**** Information shown ****
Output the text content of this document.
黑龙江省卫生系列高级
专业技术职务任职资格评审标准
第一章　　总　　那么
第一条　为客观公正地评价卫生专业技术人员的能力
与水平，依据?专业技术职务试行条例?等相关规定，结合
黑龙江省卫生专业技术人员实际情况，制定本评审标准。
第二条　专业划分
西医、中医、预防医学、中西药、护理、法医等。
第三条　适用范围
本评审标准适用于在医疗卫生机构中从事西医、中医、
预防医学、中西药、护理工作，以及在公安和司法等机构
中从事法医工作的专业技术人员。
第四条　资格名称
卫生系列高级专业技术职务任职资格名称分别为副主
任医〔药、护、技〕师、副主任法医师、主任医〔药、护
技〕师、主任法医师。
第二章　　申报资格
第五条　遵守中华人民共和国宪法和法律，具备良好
****
*Work required*
Return only the number of lines in the preceding records that contain the string "预防医学".

*Reply to the task*
2